Figure dataset records
=======

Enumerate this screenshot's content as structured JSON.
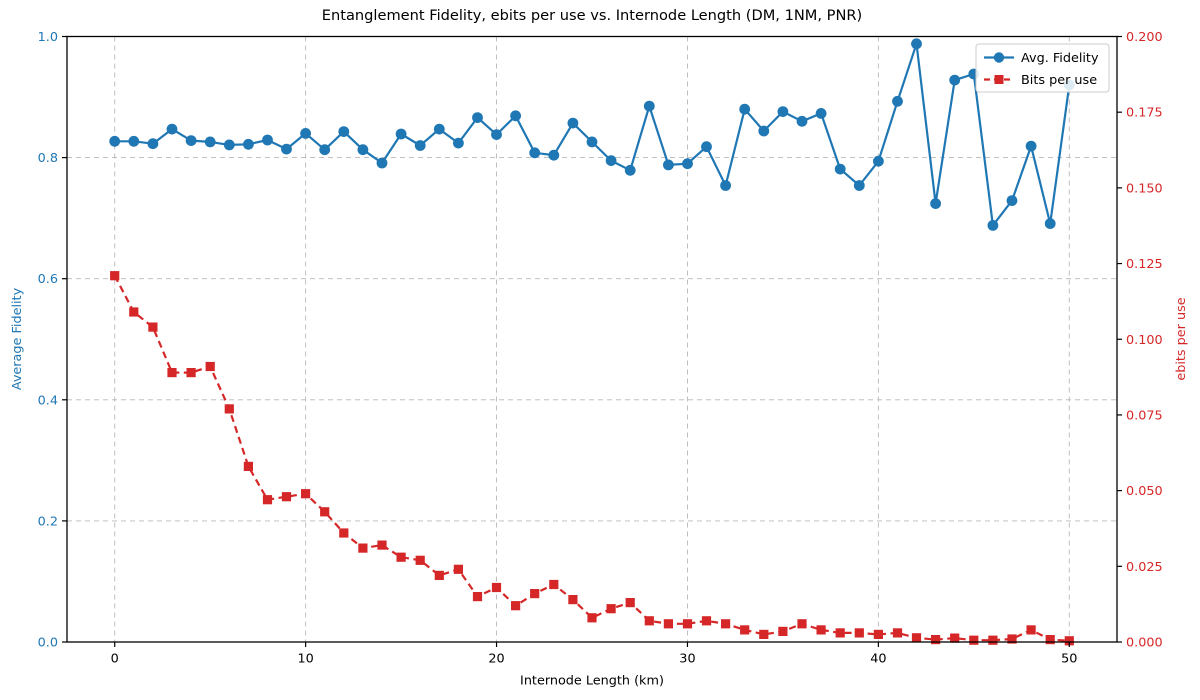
{
  "colors": {
    "fidelity_blue": "#1f77b4",
    "ebits_red": "#d62728",
    "grid_gray": "#b8b8b8",
    "spine_black": "#000000",
    "legend_border": "#cccccc",
    "title_text": "#000000"
  },
  "legend": {
    "items": [
      {
        "label": "Avg. Fidelity",
        "marker": "circle-marker-icon",
        "line": "solid",
        "color": "#1f77b4"
      },
      {
        "label": "Bits per use",
        "marker": "square-marker-icon",
        "line": "dashed",
        "color": "#d62728"
      }
    ],
    "position": "upper right"
  },
  "chart_data": {
    "type": "line",
    "title": "Entanglement Fidelity, ebits per use vs. Internode Length (DM, 1NM, PNR)",
    "xlabel": "Internode Length (km)",
    "ylabel_left": "Average Fidelity",
    "ylabel_right": "ebits per use",
    "xlim": [
      -2.5,
      52.5
    ],
    "ylim_left": [
      0.0,
      1.0
    ],
    "ylim_right": [
      0.0,
      0.2
    ],
    "grid": true,
    "x_tick_values": [
      0,
      10,
      20,
      30,
      40,
      50
    ],
    "x_tick_labels": [
      "0",
      "10",
      "20",
      "30",
      "40",
      "50"
    ],
    "y_left_tick_values": [
      0.0,
      0.2,
      0.4,
      0.6,
      0.8,
      1.0
    ],
    "y_left_tick_labels": [
      "0.0",
      "0.2",
      "0.4",
      "0.6",
      "0.8",
      "1.0"
    ],
    "y_right_tick_values": [
      0.0,
      0.025,
      0.05,
      0.075,
      0.1,
      0.125,
      0.15,
      0.175,
      0.2
    ],
    "y_right_tick_labels": [
      "0.000",
      "0.025",
      "0.050",
      "0.075",
      "0.100",
      "0.125",
      "0.150",
      "0.175",
      "0.200"
    ],
    "x": [
      0,
      1,
      2,
      3,
      4,
      5,
      6,
      7,
      8,
      9,
      10,
      11,
      12,
      13,
      14,
      15,
      16,
      17,
      18,
      19,
      20,
      21,
      22,
      23,
      24,
      25,
      26,
      27,
      28,
      29,
      30,
      31,
      32,
      33,
      34,
      35,
      36,
      37,
      38,
      39,
      40,
      41,
      42,
      43,
      44,
      45,
      46,
      47,
      48,
      49,
      50
    ],
    "series": [
      {
        "name": "Avg. Fidelity",
        "axis": "left",
        "color": "#1f77b4",
        "marker": "circle",
        "line": "solid",
        "values": [
          0.827,
          0.827,
          0.823,
          0.847,
          0.828,
          0.826,
          0.821,
          0.822,
          0.829,
          0.814,
          0.84,
          0.813,
          0.843,
          0.813,
          0.791,
          0.839,
          0.82,
          0.847,
          0.824,
          0.866,
          0.838,
          0.869,
          0.808,
          0.804,
          0.857,
          0.826,
          0.795,
          0.779,
          0.885,
          0.788,
          0.79,
          0.818,
          0.754,
          0.88,
          0.844,
          0.876,
          0.86,
          0.873,
          0.781,
          0.754,
          0.794,
          0.893,
          0.988,
          0.724,
          0.928,
          0.938,
          0.688,
          0.729,
          0.819,
          0.691,
          0.92
        ]
      },
      {
        "name": "Bits per use",
        "axis": "right",
        "color": "#d62728",
        "marker": "square",
        "line": "dashed",
        "values": [
          0.121,
          0.109,
          0.104,
          0.089,
          0.089,
          0.091,
          0.077,
          0.058,
          0.047,
          0.048,
          0.049,
          0.043,
          0.036,
          0.031,
          0.032,
          0.028,
          0.027,
          0.022,
          0.024,
          0.015,
          0.018,
          0.012,
          0.016,
          0.019,
          0.014,
          0.008,
          0.011,
          0.013,
          0.007,
          0.006,
          0.006,
          0.007,
          0.006,
          0.004,
          0.0025,
          0.0035,
          0.006,
          0.004,
          0.003,
          0.003,
          0.0025,
          0.003,
          0.0014,
          0.0008,
          0.0013,
          0.0006,
          0.0006,
          0.001,
          0.004,
          0.0008,
          0.0004
        ]
      }
    ]
  }
}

=======

*Requirements*
The data above needs to be retyped exactly, with the images left out.

*Reply*
Enumerate this screenshot's content as structured JSON.
{
  "colors": {
    "fidelity_blue": "#1f77b4",
    "ebits_red": "#d62728",
    "grid_gray": "#b8b8b8",
    "spine_black": "#000000",
    "legend_border": "#cccccc",
    "title_text": "#000000"
  },
  "legend": {
    "items": [
      {
        "label": "Avg. Fidelity",
        "marker": "circle-marker-icon",
        "line": "solid",
        "color": "#1f77b4"
      },
      {
        "label": "Bits per use",
        "marker": "square-marker-icon",
        "line": "dashed",
        "color": "#d62728"
      }
    ],
    "position": "upper right"
  },
  "chart_data": {
    "type": "line",
    "title": "Entanglement Fidelity, ebits per use vs. Internode Length (DM, 1NM, PNR)",
    "xlabel": "Internode Length (km)",
    "ylabel_left": "Average Fidelity",
    "ylabel_right": "ebits per use",
    "xlim": [
      -2.5,
      52.5
    ],
    "ylim_left": [
      0.0,
      1.0
    ],
    "ylim_right": [
      0.0,
      0.2
    ],
    "grid": true,
    "x_tick_values": [
      0,
      10,
      20,
      30,
      40,
      50
    ],
    "x_tick_labels": [
      "0",
      "10",
      "20",
      "30",
      "40",
      "50"
    ],
    "y_left_tick_values": [
      0.0,
      0.2,
      0.4,
      0.6,
      0.8,
      1.0
    ],
    "y_left_tick_labels": [
      "0.0",
      "0.2",
      "0.4",
      "0.6",
      "0.8",
      "1.0"
    ],
    "y_right_tick_values": [
      0.0,
      0.025,
      0.05,
      0.075,
      0.1,
      0.125,
      0.15,
      0.175,
      0.2
    ],
    "y_right_tick_labels": [
      "0.000",
      "0.025",
      "0.050",
      "0.075",
      "0.100",
      "0.125",
      "0.150",
      "0.175",
      "0.200"
    ],
    "x": [
      0,
      1,
      2,
      3,
      4,
      5,
      6,
      7,
      8,
      9,
      10,
      11,
      12,
      13,
      14,
      15,
      16,
      17,
      18,
      19,
      20,
      21,
      22,
      23,
      24,
      25,
      26,
      27,
      28,
      29,
      30,
      31,
      32,
      33,
      34,
      35,
      36,
      37,
      38,
      39,
      40,
      41,
      42,
      43,
      44,
      45,
      46,
      47,
      48,
      49,
      50
    ],
    "series": [
      {
        "name": "Avg. Fidelity",
        "axis": "left",
        "color": "#1f77b4",
        "marker": "circle",
        "line": "solid",
        "values": [
          0.827,
          0.827,
          0.823,
          0.847,
          0.828,
          0.826,
          0.821,
          0.822,
          0.829,
          0.814,
          0.84,
          0.813,
          0.843,
          0.813,
          0.791,
          0.839,
          0.82,
          0.847,
          0.824,
          0.866,
          0.838,
          0.869,
          0.808,
          0.804,
          0.857,
          0.826,
          0.795,
          0.779,
          0.885,
          0.788,
          0.79,
          0.818,
          0.754,
          0.88,
          0.844,
          0.876,
          0.86,
          0.873,
          0.781,
          0.754,
          0.794,
          0.893,
          0.988,
          0.724,
          0.928,
          0.938,
          0.688,
          0.729,
          0.819,
          0.691,
          0.92
        ]
      },
      {
        "name": "Bits per use",
        "axis": "right",
        "color": "#d62728",
        "marker": "square",
        "line": "dashed",
        "values": [
          0.121,
          0.109,
          0.104,
          0.089,
          0.089,
          0.091,
          0.077,
          0.058,
          0.047,
          0.048,
          0.049,
          0.043,
          0.036,
          0.031,
          0.032,
          0.028,
          0.027,
          0.022,
          0.024,
          0.015,
          0.018,
          0.012,
          0.016,
          0.019,
          0.014,
          0.008,
          0.011,
          0.013,
          0.007,
          0.006,
          0.006,
          0.007,
          0.006,
          0.004,
          0.0025,
          0.0035,
          0.006,
          0.004,
          0.003,
          0.003,
          0.0025,
          0.003,
          0.0014,
          0.0008,
          0.0013,
          0.0006,
          0.0006,
          0.001,
          0.004,
          0.0008,
          0.0004
        ]
      }
    ]
  }
}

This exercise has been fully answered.